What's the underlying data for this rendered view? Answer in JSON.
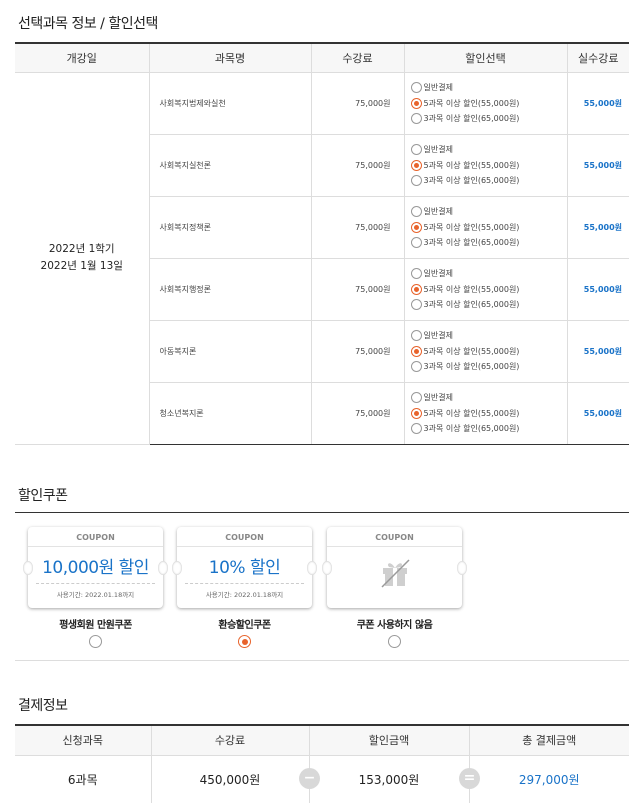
{
  "selected_section": {
    "title": "선택과목 정보 / 할인선택",
    "columns": [
      "개강일",
      "과목명",
      "수강료",
      "할인선택",
      "실수강료"
    ],
    "start_date": [
      "2022년 1학기",
      "2022년 1월 13일"
    ],
    "option_labels": [
      "일반결제",
      "5과목 이상 할인(55,000원)",
      "3과목 이상 할인(65,000원)"
    ],
    "rows": [
      {
        "name": "사회복지법제와실천",
        "fee": "75,000원",
        "real_fee": "55,000원",
        "selected_option": 1
      },
      {
        "name": "사회복지실천론",
        "fee": "75,000원",
        "real_fee": "55,000원",
        "selected_option": 1
      },
      {
        "name": "사회복지정책론",
        "fee": "75,000원",
        "real_fee": "55,000원",
        "selected_option": 1
      },
      {
        "name": "사회복지행정론",
        "fee": "75,000원",
        "real_fee": "55,000원",
        "selected_option": 1
      },
      {
        "name": "아동복지론",
        "fee": "75,000원",
        "real_fee": "55,000원",
        "selected_option": 1
      },
      {
        "name": "청소년복지론",
        "fee": "75,000원",
        "real_fee": "55,000원",
        "selected_option": 1
      }
    ]
  },
  "coupon_section": {
    "title": "할인쿠폰",
    "coupons": [
      {
        "head": "COUPON",
        "amount": "10,000원 할인",
        "period": "사용기간: 2022.01.18까지",
        "label": "평생회원 만원쿠폰",
        "selected": false
      },
      {
        "head": "COUPON",
        "amount": "10% 할인",
        "period": "사용기간: 2022.01.18까지",
        "label": "환승할인쿠폰",
        "selected": true
      },
      {
        "head": "COUPON",
        "label": "쿠폰 사용하지 않음",
        "selected": false,
        "icon": "gift-crossed-icon"
      }
    ]
  },
  "payment_section": {
    "title": "결제정보",
    "columns": [
      "신청과목",
      "수강료",
      "할인금액",
      "총 결제금액"
    ],
    "subject_count": "6과목",
    "tuition": "450,000원",
    "discount": "153,000원",
    "total": "297,000원",
    "minus_sign": "−",
    "equals_sign": "="
  },
  "colors": {
    "accent_blue": "#1a73c8",
    "radio_orange": "#e8632b"
  }
}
=-=-=
Restate the whole of the material word for word without the pictures.

### Response to this task
What's the underlying data for this rendered view? Answer in JSON.
{
  "selected_section": {
    "title": "선택과목 정보 / 할인선택",
    "columns": [
      "개강일",
      "과목명",
      "수강료",
      "할인선택",
      "실수강료"
    ],
    "start_date": [
      "2022년 1학기",
      "2022년 1월 13일"
    ],
    "option_labels": [
      "일반결제",
      "5과목 이상 할인(55,000원)",
      "3과목 이상 할인(65,000원)"
    ],
    "rows": [
      {
        "name": "사회복지법제와실천",
        "fee": "75,000원",
        "real_fee": "55,000원",
        "selected_option": 1
      },
      {
        "name": "사회복지실천론",
        "fee": "75,000원",
        "real_fee": "55,000원",
        "selected_option": 1
      },
      {
        "name": "사회복지정책론",
        "fee": "75,000원",
        "real_fee": "55,000원",
        "selected_option": 1
      },
      {
        "name": "사회복지행정론",
        "fee": "75,000원",
        "real_fee": "55,000원",
        "selected_option": 1
      },
      {
        "name": "아동복지론",
        "fee": "75,000원",
        "real_fee": "55,000원",
        "selected_option": 1
      },
      {
        "name": "청소년복지론",
        "fee": "75,000원",
        "real_fee": "55,000원",
        "selected_option": 1
      }
    ]
  },
  "coupon_section": {
    "title": "할인쿠폰",
    "coupons": [
      {
        "head": "COUPON",
        "amount": "10,000원 할인",
        "period": "사용기간: 2022.01.18까지",
        "label": "평생회원 만원쿠폰",
        "selected": false
      },
      {
        "head": "COUPON",
        "amount": "10% 할인",
        "period": "사용기간: 2022.01.18까지",
        "label": "환승할인쿠폰",
        "selected": true
      },
      {
        "head": "COUPON",
        "label": "쿠폰 사용하지 않음",
        "selected": false,
        "icon": "gift-crossed-icon"
      }
    ]
  },
  "payment_section": {
    "title": "결제정보",
    "columns": [
      "신청과목",
      "수강료",
      "할인금액",
      "총 결제금액"
    ],
    "subject_count": "6과목",
    "tuition": "450,000원",
    "discount": "153,000원",
    "total": "297,000원",
    "minus_sign": "−",
    "equals_sign": "="
  },
  "colors": {
    "accent_blue": "#1a73c8",
    "radio_orange": "#e8632b"
  }
}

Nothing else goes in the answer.